— Start GIVEN RECORDS —
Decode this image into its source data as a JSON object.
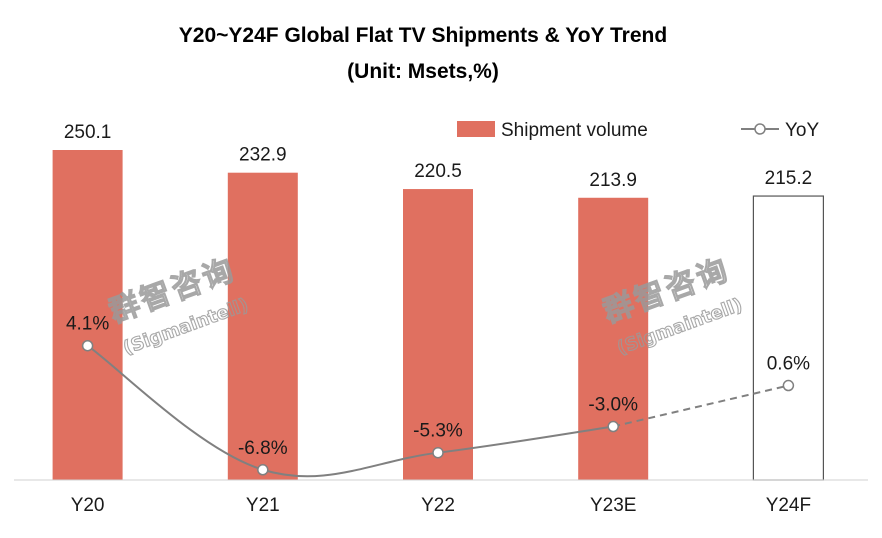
{
  "chart_data": {
    "type": "bar",
    "title": "Y20~Y24F Global Flat TV Shipments & YoY Trend",
    "subtitle": "(Unit: Msets,%)",
    "categories": [
      "Y20",
      "Y21",
      "Y22",
      "Y23E",
      "Y24F"
    ],
    "series": [
      {
        "name": "Shipment volume",
        "type": "bar",
        "values": [
          250.1,
          232.9,
          220.5,
          213.9,
          215.2
        ],
        "value_labels": [
          "250.1",
          "232.9",
          "220.5",
          "213.9",
          "215.2"
        ],
        "forecast_from_index": 4
      },
      {
        "name": "YoY",
        "type": "line",
        "values": [
          4.1,
          -6.8,
          -5.3,
          -3.0,
          0.6
        ],
        "value_labels": [
          "4.1%",
          "-6.8%",
          "-5.3%",
          "-3.0%",
          "0.6%"
        ],
        "dashed_from_index": 3
      }
    ],
    "bar_ylim": [
      0,
      250.1
    ],
    "line_ylim": [
      -7.7,
      21.3
    ],
    "legend_position": "top-right",
    "grid": false,
    "colors": {
      "bar": "#e07060",
      "forecast_bar_fill": "#ffffff",
      "forecast_bar_stroke": "#555555",
      "line": "#808080",
      "axis": "#d0d0d0"
    },
    "watermark": {
      "chinese": "群智咨询",
      "english": "(Sigmaintell)"
    }
  }
}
— End GIVEN RECORDS —
Print the complete listing exactly, apart from any pictures.

Decode this image into its source data as a JSON object.
{
  "chart_data": {
    "type": "bar",
    "title": "Y20~Y24F Global Flat TV Shipments & YoY Trend",
    "subtitle": "(Unit: Msets,%)",
    "categories": [
      "Y20",
      "Y21",
      "Y22",
      "Y23E",
      "Y24F"
    ],
    "series": [
      {
        "name": "Shipment volume",
        "type": "bar",
        "values": [
          250.1,
          232.9,
          220.5,
          213.9,
          215.2
        ],
        "value_labels": [
          "250.1",
          "232.9",
          "220.5",
          "213.9",
          "215.2"
        ],
        "forecast_from_index": 4
      },
      {
        "name": "YoY",
        "type": "line",
        "values": [
          4.1,
          -6.8,
          -5.3,
          -3.0,
          0.6
        ],
        "value_labels": [
          "4.1%",
          "-6.8%",
          "-5.3%",
          "-3.0%",
          "0.6%"
        ],
        "dashed_from_index": 3
      }
    ],
    "bar_ylim": [
      0,
      250.1
    ],
    "line_ylim": [
      -7.7,
      21.3
    ],
    "legend_position": "top-right",
    "grid": false,
    "colors": {
      "bar": "#e07060",
      "forecast_bar_fill": "#ffffff",
      "forecast_bar_stroke": "#555555",
      "line": "#808080",
      "axis": "#d0d0d0"
    },
    "watermark": {
      "chinese": "群智咨询",
      "english": "(Sigmaintell)"
    }
  }
}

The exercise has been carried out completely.